> [Exercise] Here are some records. Copy each one exactly.

============================================================

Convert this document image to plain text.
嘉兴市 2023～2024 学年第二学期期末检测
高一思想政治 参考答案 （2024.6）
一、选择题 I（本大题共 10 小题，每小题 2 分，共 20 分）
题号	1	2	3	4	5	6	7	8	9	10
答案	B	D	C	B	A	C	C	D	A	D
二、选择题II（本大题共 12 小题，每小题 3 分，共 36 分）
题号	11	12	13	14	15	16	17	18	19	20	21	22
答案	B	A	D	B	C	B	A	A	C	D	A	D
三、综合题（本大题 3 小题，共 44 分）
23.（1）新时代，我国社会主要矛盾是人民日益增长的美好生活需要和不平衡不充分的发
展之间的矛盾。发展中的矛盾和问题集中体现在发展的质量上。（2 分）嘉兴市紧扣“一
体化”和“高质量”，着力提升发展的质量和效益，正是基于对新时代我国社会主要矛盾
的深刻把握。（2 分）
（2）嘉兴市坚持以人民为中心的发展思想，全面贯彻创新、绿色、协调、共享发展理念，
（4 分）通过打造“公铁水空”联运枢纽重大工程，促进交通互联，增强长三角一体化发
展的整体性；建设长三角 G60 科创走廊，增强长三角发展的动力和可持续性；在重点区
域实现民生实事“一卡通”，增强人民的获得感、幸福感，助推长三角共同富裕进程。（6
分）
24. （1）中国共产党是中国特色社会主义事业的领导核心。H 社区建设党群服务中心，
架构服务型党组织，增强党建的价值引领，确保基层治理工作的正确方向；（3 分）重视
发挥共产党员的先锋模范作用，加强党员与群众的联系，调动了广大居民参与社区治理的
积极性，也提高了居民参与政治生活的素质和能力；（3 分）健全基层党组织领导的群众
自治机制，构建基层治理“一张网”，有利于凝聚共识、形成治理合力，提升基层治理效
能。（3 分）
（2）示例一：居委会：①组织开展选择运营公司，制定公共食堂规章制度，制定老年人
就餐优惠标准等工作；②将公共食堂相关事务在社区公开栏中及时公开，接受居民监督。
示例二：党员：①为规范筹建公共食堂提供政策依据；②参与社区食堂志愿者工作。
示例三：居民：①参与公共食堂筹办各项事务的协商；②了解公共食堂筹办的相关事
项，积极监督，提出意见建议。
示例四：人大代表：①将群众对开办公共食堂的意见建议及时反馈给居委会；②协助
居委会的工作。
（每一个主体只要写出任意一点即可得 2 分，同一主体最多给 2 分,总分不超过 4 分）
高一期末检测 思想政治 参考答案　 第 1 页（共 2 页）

============================================================

> [The reply]
Convert this document image to plain text.
嘉兴市 2023～2024 学年第二学期期末检测
高一思想政治 参考答案 （2024.6）
一、选择题 I（本大题共 10 小题，每小题 2 分，共 20 分）
题号	1	2	3	4	5	6	7	8	9	10
答案	B	D	C	B	A	C	C	D	A	D
二、选择题II（本大题共 12 小题，每小题 3 分，共 36 分）
题号	11	12	13	14	15	16	17	18	19	20	21	22
答案	B	A	D	B	C	B	A	A	C	D	A	D
三、综合题（本大题 3 小题，共 44 分）
23.（1）新时代，我国社会主要矛盾是人民日益增长的美好生活需要和不平衡不充分的发
展之间的矛盾。发展中的矛盾和问题集中体现在发展的质量上。（2 分）嘉兴市紧扣“一
体化”和“高质量”，着力提升发展的质量和效益，正是基于对新时代我国社会主要矛盾
的深刻把握。（2 分）
（2）嘉兴市坚持以人民为中心的发展思想，全面贯彻创新、绿色、协调、共享发展理念，
（4 分）通过打造“公铁水空”联运枢纽重大工程，促进交通互联，增强长三角一体化发
展的整体性；建设长三角 G60 科创走廊，增强长三角发展的动力和可持续性；在重点区
域实现民生实事“一卡通”，增强人民的获得感、幸福感，助推长三角共同富裕进程。（6
分）
24. （1）中国共产党是中国特色社会主义事业的领导核心。H 社区建设党群服务中心，
架构服务型党组织，增强党建的价值引领，确保基层治理工作的正确方向；（3 分）重视
发挥共产党员的先锋模范作用，加强党员与群众的联系，调动了广大居民参与社区治理的
积极性，也提高了居民参与政治生活的素质和能力；（3 分）健全基层党组织领导的群众
自治机制，构建基层治理“一张网”，有利于凝聚共识、形成治理合力，提升基层治理效
能。（3 分）
（2）示例一：居委会：①组织开展选择运营公司，制定公共食堂规章制度，制定老年人
就餐优惠标准等工作；②将公共食堂相关事务在社区公开栏中及时公开，接受居民监督。
示例二：党员：①为规范筹建公共食堂提供政策依据；②参与社区食堂志愿者工作。
示例三：居民：①参与公共食堂筹办各项事务的协商；②了解公共食堂筹办的相关事
项，积极监督，提出意见建议。
示例四：人大代表：①将群众对开办公共食堂的意见建议及时反馈给居委会；②协助
居委会的工作。
（每一个主体只要写出任意一点即可得 2 分，同一主体最多给 2 分,总分不超过 4 分）
高一期末检测 思想政治 参考答案　 第 1 页（共 2 页）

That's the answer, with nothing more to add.